**** Material shown ****

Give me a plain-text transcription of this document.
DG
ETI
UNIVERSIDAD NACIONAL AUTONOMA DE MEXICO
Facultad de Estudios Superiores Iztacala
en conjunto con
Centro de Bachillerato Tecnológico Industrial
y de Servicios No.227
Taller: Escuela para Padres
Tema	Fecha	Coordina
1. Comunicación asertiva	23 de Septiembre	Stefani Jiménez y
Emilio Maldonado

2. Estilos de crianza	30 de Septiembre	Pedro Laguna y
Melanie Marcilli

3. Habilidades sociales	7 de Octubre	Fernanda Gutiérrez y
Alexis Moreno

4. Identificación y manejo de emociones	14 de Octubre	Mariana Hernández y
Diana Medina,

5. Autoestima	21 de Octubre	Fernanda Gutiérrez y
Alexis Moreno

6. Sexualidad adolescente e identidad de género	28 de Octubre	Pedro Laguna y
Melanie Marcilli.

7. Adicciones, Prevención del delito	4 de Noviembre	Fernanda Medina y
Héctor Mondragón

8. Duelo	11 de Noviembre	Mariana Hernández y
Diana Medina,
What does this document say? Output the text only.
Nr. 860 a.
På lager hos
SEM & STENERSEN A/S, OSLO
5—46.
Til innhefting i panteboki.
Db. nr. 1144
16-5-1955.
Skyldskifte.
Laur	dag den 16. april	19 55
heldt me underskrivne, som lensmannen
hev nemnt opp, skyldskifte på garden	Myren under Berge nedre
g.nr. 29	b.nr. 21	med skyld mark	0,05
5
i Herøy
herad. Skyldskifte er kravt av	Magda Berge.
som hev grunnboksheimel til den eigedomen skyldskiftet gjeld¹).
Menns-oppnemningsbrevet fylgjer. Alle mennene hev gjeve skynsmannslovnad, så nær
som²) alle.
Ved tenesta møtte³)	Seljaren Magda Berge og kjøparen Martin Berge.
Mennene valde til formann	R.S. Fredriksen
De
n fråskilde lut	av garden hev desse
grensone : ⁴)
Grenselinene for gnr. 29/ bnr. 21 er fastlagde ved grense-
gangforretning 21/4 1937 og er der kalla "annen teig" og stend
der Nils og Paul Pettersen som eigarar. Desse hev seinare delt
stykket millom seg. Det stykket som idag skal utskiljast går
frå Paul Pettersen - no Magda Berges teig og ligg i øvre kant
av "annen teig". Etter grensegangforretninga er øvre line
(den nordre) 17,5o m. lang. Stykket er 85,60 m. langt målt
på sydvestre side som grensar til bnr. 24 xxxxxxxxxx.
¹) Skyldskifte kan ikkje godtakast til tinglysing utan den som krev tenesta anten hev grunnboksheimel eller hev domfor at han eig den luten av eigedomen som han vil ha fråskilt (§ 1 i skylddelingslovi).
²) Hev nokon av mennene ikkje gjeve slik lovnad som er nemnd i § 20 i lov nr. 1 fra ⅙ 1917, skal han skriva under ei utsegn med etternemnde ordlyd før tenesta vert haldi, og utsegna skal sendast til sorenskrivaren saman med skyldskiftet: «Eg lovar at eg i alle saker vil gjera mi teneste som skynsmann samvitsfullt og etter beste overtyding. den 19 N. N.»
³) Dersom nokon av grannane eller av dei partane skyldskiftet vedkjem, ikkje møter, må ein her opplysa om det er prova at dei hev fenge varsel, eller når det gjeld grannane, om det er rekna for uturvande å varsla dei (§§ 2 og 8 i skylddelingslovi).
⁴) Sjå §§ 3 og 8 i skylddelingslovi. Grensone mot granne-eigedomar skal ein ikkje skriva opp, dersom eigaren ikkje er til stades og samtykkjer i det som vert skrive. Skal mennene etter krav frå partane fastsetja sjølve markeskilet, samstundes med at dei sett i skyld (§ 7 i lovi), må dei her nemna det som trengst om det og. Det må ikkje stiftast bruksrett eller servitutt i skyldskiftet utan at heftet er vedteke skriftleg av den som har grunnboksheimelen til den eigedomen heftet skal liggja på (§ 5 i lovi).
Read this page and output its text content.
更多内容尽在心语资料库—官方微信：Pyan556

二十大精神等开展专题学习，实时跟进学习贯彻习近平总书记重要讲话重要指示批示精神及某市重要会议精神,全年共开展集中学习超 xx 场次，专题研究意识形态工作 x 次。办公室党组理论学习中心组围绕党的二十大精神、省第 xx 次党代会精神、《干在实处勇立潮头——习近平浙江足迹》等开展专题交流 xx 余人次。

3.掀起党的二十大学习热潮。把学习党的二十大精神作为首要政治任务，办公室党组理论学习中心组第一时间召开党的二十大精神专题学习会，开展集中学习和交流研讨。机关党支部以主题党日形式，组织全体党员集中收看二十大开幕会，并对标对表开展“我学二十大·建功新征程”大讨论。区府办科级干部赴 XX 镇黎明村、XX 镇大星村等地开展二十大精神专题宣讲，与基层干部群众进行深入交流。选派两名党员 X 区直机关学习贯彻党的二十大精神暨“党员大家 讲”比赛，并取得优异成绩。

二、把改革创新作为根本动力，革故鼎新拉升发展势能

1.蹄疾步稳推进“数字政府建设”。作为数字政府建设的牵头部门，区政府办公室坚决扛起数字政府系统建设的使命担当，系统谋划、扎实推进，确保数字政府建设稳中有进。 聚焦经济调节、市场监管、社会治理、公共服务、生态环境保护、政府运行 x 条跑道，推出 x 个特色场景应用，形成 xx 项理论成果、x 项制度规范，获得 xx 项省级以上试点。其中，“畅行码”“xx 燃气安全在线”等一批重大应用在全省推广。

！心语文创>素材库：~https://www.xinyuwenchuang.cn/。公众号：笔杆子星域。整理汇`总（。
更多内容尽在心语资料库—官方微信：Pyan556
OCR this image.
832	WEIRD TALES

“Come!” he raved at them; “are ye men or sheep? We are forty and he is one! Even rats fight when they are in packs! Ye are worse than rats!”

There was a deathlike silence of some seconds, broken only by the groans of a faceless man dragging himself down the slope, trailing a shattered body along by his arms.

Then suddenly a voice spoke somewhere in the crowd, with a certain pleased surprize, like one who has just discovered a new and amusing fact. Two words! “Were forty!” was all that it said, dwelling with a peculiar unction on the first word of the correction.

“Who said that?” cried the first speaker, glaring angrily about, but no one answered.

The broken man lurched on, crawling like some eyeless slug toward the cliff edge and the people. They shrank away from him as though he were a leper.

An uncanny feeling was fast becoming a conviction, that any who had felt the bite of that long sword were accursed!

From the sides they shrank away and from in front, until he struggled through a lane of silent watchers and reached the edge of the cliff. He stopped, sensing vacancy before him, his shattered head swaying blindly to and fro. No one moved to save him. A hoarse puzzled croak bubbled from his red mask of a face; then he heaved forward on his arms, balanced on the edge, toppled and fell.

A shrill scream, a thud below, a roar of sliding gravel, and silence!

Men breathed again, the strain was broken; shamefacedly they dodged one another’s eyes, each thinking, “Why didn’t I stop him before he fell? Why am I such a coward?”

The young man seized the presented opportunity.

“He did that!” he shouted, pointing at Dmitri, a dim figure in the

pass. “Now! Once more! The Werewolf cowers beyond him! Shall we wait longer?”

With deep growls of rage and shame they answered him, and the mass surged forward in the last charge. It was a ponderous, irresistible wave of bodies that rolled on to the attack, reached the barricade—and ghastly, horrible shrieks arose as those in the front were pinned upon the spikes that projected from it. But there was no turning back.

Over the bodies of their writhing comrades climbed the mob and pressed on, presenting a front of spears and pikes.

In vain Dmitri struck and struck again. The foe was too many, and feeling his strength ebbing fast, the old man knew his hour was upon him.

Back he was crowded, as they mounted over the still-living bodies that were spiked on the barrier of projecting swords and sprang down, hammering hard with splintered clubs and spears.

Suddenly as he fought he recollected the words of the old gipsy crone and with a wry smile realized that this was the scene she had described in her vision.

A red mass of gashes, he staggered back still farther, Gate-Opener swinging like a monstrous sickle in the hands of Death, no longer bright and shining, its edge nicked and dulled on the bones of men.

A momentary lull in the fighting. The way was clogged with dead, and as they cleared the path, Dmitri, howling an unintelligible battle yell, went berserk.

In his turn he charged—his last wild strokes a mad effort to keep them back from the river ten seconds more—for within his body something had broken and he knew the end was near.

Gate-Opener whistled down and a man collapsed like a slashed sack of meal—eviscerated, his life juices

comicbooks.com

****

Do this ▸ Find every line in the records above that holds the word "teig", and copy each one.

Answer to this exercise ▸
gangforretning 21/4 1937 og er der kalla "annen teig" og stend
frå Paul Pettersen - no Magda Berges teig og ligg i øvre kant
av "annen teig". Etter grensegangforretninga er øvre line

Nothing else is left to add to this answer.